%%

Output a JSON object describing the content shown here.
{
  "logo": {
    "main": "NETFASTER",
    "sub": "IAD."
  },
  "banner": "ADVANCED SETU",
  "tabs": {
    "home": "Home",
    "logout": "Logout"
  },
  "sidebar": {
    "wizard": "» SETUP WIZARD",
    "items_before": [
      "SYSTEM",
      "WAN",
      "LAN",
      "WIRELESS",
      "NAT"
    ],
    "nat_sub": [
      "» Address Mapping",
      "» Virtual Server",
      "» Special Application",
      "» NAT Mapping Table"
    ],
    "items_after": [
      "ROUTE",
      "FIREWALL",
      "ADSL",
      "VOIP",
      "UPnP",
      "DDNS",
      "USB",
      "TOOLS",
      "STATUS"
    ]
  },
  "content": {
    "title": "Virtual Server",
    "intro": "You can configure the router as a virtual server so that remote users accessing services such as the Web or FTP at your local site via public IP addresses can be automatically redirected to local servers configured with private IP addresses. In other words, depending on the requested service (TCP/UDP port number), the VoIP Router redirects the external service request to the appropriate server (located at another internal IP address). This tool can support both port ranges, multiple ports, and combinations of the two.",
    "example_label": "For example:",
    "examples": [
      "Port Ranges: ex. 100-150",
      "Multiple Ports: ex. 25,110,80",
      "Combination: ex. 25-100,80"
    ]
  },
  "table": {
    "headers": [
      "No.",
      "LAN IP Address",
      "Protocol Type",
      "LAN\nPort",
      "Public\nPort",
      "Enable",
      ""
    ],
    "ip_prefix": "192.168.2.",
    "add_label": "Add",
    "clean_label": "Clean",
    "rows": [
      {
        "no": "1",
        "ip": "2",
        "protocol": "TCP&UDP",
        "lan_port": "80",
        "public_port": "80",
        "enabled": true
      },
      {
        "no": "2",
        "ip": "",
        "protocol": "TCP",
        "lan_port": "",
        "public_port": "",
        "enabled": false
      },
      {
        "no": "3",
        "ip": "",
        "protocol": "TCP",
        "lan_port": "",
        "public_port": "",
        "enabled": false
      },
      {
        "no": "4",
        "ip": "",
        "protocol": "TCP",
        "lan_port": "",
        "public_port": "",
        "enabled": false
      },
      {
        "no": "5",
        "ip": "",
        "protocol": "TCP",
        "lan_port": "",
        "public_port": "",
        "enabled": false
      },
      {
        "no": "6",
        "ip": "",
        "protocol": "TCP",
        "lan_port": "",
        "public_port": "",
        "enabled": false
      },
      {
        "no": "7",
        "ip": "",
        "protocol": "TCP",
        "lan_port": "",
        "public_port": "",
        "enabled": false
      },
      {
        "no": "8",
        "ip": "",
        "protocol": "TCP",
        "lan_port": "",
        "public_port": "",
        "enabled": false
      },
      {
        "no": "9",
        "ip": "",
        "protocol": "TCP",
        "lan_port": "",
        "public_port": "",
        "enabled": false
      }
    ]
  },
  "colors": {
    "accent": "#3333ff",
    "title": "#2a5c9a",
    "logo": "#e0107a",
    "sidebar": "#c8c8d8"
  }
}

%%

| Aim of the exercise |
Reproduce the data shown above exactly.

| Solution to this problem |
Output a JSON object describing the content shown here.
{
  "logo": {
    "main": "NETFASTER",
    "sub": "IAD."
  },
  "banner": "ADVANCED SETU",
  "tabs": {
    "home": "Home",
    "logout": "Logout"
  },
  "sidebar": {
    "wizard": "» SETUP WIZARD",
    "items_before": [
      "SYSTEM",
      "WAN",
      "LAN",
      "WIRELESS",
      "NAT"
    ],
    "nat_sub": [
      "» Address Mapping",
      "» Virtual Server",
      "» Special Application",
      "» NAT Mapping Table"
    ],
    "items_after": [
      "ROUTE",
      "FIREWALL",
      "ADSL",
      "VOIP",
      "UPnP",
      "DDNS",
      "USB",
      "TOOLS",
      "STATUS"
    ]
  },
  "content": {
    "title": "Virtual Server",
    "intro": "You can configure the router as a virtual server so that remote users accessing services such as the Web or FTP at your local site via public IP addresses can be automatically redirected to local servers configured with private IP addresses. In other words, depending on the requested service (TCP/UDP port number), the VoIP Router redirects the external service request to the appropriate server (located at another internal IP address). This tool can support both port ranges, multiple ports, and combinations of the two.",
    "example_label": "For example:",
    "examples": [
      "Port Ranges: ex. 100-150",
      "Multiple Ports: ex. 25,110,80",
      "Combination: ex. 25-100,80"
    ]
  },
  "table": {
    "headers": [
      "No.",
      "LAN IP Address",
      "Protocol Type",
      "LAN\nPort",
      "Public\nPort",
      "Enable",
      ""
    ],
    "ip_prefix": "192.168.2.",
    "add_label": "Add",
    "clean_label": "Clean",
    "rows": [
      {
        "no": "1",
        "ip": "2",
        "protocol": "TCP&UDP",
        "lan_port": "80",
        "public_port": "80",
        "enabled": true
      },
      {
        "no": "2",
        "ip": "",
        "protocol": "TCP",
        "lan_port": "",
        "public_port": "",
        "enabled": false
      },
      {
        "no": "3",
        "ip": "",
        "protocol": "TCP",
        "lan_port": "",
        "public_port": "",
        "enabled": false
      },
      {
        "no": "4",
        "ip": "",
        "protocol": "TCP",
        "lan_port": "",
        "public_port": "",
        "enabled": false
      },
      {
        "no": "5",
        "ip": "",
        "protocol": "TCP",
        "lan_port": "",
        "public_port": "",
        "enabled": false
      },
      {
        "no": "6",
        "ip": "",
        "protocol": "TCP",
        "lan_port": "",
        "public_port": "",
        "enabled": false
      },
      {
        "no": "7",
        "ip": "",
        "protocol": "TCP",
        "lan_port": "",
        "public_port": "",
        "enabled": false
      },
      {
        "no": "8",
        "ip": "",
        "protocol": "TCP",
        "lan_port": "",
        "public_port": "",
        "enabled": false
      },
      {
        "no": "9",
        "ip": "",
        "protocol": "TCP",
        "lan_port": "",
        "public_port": "",
        "enabled": false
      }
    ]
  },
  "colors": {
    "accent": "#3333ff",
    "title": "#2a5c9a",
    "logo": "#e0107a",
    "sidebar": "#c8c8d8"
  }
}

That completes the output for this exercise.